Find "What's the underlying" in the data, then restate the line it sits in and every later line word for word, ending with the last line.

#### DATA SECTION ####

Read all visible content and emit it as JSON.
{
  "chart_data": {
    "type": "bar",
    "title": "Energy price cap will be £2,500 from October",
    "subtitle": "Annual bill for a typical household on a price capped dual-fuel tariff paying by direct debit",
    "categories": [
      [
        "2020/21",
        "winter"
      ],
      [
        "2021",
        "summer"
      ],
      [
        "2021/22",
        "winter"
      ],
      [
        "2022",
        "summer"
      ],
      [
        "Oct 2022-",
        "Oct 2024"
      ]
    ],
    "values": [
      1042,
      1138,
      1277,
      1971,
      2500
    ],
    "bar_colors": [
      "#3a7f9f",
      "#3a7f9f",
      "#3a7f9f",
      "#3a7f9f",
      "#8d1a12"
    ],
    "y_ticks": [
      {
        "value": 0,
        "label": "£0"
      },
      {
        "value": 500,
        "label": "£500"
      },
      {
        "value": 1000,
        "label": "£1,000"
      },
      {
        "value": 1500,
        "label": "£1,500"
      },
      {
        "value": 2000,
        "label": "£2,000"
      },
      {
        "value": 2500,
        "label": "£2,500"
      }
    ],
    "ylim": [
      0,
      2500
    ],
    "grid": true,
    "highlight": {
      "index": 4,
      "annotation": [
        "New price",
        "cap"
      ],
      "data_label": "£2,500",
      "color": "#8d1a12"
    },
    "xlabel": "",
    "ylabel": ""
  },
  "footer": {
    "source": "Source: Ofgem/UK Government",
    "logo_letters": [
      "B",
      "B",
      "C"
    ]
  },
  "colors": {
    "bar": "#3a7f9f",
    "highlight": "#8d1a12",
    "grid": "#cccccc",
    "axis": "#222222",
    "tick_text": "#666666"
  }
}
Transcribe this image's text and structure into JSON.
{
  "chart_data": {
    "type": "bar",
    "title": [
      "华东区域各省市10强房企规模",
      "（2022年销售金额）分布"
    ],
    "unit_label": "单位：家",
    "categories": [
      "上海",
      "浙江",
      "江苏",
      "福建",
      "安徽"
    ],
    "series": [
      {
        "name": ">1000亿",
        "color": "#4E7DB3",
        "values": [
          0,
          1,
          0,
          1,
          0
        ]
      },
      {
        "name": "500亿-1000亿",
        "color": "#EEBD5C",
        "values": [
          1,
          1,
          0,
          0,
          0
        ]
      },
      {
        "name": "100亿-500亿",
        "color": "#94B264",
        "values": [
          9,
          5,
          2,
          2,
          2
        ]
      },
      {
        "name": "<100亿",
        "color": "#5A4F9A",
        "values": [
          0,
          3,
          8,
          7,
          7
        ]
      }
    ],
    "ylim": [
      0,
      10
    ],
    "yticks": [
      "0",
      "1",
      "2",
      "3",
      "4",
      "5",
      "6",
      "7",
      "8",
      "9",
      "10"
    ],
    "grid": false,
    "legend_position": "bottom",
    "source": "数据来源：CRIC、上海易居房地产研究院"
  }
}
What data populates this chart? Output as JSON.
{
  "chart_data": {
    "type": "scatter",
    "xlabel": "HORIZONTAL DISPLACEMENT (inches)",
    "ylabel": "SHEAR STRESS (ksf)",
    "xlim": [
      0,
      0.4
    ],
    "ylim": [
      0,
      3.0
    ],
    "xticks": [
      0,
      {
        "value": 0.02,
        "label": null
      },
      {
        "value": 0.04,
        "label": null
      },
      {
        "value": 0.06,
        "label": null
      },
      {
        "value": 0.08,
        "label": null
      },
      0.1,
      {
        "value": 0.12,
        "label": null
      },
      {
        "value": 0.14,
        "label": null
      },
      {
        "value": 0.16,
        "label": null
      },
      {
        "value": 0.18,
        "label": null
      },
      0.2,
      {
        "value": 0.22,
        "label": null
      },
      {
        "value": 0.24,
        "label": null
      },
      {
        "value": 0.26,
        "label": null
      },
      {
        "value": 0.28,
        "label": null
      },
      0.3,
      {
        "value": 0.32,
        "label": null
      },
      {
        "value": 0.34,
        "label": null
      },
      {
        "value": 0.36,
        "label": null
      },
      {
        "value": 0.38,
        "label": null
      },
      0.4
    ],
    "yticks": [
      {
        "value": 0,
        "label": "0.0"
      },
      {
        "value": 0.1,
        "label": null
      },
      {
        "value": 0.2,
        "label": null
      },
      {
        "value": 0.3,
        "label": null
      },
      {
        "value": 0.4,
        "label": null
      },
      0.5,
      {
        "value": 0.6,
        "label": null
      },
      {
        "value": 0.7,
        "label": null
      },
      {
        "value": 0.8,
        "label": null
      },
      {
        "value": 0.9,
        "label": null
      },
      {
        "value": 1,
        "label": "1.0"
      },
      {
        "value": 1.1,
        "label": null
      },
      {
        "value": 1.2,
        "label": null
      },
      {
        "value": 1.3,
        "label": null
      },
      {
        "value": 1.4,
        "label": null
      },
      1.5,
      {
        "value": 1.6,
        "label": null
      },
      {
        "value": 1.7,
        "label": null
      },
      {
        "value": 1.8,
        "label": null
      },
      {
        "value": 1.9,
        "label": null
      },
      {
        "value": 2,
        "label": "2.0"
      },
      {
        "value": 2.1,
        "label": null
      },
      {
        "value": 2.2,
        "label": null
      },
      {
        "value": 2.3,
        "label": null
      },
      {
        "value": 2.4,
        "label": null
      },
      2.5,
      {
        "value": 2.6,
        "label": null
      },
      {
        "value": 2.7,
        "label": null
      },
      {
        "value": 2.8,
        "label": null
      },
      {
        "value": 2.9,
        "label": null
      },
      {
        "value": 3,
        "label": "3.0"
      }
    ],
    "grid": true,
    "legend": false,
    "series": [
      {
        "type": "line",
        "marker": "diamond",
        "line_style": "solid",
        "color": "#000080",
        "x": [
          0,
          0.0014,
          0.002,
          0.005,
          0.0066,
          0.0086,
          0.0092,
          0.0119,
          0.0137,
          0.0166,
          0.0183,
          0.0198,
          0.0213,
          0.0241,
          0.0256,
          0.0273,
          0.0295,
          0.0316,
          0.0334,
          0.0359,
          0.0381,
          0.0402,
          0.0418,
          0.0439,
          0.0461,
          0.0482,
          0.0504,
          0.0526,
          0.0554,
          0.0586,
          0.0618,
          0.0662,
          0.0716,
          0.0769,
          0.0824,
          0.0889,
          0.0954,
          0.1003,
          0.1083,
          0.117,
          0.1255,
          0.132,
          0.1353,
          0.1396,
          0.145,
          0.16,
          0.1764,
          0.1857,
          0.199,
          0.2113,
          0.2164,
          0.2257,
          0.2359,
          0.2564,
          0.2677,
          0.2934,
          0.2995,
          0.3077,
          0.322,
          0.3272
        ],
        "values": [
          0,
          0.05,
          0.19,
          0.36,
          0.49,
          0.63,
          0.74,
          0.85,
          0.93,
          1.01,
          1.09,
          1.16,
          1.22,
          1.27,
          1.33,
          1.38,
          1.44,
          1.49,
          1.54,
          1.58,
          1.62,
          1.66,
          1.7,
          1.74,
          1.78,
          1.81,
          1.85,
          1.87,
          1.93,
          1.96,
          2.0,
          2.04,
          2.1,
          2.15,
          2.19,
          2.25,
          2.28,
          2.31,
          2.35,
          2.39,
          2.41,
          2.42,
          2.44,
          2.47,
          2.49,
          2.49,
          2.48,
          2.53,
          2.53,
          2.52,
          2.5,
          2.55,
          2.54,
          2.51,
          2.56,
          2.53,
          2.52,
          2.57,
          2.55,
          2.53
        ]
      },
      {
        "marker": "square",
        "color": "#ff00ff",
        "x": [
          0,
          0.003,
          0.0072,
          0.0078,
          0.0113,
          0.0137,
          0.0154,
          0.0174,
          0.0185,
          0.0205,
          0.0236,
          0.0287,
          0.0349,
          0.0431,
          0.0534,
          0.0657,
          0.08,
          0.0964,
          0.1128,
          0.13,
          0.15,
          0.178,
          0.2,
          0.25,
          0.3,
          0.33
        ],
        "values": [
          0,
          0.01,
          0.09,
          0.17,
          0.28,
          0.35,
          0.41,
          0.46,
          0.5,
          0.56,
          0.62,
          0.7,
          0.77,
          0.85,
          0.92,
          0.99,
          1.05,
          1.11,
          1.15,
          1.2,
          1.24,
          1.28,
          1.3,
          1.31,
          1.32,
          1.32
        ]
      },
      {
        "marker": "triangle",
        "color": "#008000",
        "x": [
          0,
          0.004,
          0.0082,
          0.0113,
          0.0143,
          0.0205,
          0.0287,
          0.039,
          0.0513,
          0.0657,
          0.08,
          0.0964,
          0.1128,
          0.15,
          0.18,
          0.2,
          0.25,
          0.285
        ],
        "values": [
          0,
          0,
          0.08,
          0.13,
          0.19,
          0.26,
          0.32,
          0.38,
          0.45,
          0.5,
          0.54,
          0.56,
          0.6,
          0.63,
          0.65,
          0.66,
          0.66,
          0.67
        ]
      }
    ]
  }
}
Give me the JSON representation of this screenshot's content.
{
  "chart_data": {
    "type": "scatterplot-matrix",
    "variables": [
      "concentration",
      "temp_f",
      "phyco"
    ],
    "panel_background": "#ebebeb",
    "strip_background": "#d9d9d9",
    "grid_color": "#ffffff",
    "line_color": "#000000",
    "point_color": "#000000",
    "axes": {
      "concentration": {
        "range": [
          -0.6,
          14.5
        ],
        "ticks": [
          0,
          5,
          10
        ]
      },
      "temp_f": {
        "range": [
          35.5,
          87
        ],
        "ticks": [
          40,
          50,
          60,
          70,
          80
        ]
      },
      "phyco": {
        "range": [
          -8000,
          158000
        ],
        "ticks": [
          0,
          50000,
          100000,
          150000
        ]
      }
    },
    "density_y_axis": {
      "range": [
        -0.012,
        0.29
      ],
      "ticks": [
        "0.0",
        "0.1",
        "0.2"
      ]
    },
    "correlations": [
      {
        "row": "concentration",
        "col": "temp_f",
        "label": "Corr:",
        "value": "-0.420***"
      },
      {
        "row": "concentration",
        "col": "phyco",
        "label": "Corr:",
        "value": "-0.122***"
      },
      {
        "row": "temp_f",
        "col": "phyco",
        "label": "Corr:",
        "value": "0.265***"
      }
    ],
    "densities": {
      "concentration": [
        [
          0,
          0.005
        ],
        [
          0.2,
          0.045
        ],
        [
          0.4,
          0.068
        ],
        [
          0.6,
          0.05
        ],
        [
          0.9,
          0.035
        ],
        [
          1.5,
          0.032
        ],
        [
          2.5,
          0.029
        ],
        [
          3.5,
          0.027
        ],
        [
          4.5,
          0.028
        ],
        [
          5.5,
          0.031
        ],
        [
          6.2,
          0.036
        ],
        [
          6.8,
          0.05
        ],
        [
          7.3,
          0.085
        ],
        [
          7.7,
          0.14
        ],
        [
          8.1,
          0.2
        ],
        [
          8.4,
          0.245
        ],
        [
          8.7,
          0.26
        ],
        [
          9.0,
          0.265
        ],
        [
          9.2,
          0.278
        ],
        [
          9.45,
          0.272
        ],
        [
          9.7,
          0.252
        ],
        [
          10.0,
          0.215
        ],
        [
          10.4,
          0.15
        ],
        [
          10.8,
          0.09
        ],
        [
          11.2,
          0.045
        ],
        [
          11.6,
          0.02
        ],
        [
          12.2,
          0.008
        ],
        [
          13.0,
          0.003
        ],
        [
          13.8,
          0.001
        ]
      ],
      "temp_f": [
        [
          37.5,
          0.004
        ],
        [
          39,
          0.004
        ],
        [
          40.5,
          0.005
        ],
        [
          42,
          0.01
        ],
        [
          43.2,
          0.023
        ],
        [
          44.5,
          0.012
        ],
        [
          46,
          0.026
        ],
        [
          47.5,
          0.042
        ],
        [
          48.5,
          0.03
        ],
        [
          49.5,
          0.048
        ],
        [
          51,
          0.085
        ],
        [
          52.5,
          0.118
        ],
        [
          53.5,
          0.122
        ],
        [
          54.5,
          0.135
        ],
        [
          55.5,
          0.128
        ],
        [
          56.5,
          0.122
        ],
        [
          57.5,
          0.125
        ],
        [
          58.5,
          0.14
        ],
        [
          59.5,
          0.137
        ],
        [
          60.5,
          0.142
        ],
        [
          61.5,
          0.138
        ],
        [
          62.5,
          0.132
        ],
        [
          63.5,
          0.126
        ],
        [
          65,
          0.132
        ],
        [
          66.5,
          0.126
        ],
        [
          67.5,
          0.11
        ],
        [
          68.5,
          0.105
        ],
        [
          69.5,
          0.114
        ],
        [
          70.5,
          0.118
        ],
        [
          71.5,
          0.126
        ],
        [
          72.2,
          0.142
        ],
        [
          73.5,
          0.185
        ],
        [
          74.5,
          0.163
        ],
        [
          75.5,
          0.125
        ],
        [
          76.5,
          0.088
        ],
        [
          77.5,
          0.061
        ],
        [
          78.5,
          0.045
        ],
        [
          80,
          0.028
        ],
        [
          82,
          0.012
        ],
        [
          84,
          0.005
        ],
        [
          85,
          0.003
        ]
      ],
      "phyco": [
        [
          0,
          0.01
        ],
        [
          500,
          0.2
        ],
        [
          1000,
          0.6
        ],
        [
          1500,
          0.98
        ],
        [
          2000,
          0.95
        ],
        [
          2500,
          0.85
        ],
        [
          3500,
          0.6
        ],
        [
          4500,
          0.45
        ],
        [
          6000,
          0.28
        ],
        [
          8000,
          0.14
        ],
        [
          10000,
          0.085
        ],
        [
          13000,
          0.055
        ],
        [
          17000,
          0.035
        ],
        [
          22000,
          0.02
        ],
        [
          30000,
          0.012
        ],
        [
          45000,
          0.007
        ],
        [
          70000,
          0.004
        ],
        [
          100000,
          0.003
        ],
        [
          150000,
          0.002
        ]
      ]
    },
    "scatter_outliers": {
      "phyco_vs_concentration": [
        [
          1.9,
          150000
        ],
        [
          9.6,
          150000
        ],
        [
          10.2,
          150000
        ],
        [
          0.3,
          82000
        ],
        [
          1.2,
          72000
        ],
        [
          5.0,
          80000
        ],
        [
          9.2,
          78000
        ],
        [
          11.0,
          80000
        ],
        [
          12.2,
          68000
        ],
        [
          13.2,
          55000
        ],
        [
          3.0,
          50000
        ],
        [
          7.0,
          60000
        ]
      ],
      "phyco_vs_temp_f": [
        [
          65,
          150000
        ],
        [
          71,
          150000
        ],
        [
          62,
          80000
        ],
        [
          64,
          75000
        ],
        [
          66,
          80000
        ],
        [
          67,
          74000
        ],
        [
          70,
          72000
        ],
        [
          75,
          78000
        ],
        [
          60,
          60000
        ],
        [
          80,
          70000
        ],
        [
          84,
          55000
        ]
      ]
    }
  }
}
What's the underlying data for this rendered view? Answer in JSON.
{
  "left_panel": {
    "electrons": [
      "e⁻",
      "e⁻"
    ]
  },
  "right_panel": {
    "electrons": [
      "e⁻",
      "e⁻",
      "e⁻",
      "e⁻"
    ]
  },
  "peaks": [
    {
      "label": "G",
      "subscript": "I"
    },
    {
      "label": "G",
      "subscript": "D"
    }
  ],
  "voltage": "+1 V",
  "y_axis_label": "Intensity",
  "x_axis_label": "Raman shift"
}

####

COMPLETE ANSWER -
What's the underlying data for this rendered view? Answer in JSON.
{
  "left_panel": {
    "electrons": [
      "e⁻",
      "e⁻"
    ]
  },
  "right_panel": {
    "electrons": [
      "e⁻",
      "e⁻",
      "e⁻",
      "e⁻"
    ]
  },
  "peaks": [
    {
      "label": "G",
      "subscript": "I"
    },
    {
      "label": "G",
      "subscript": "D"
    }
  ],
  "voltage": "+1 V",
  "y_axis_label": "Intensity",
  "x_axis_label": "Raman shift"
}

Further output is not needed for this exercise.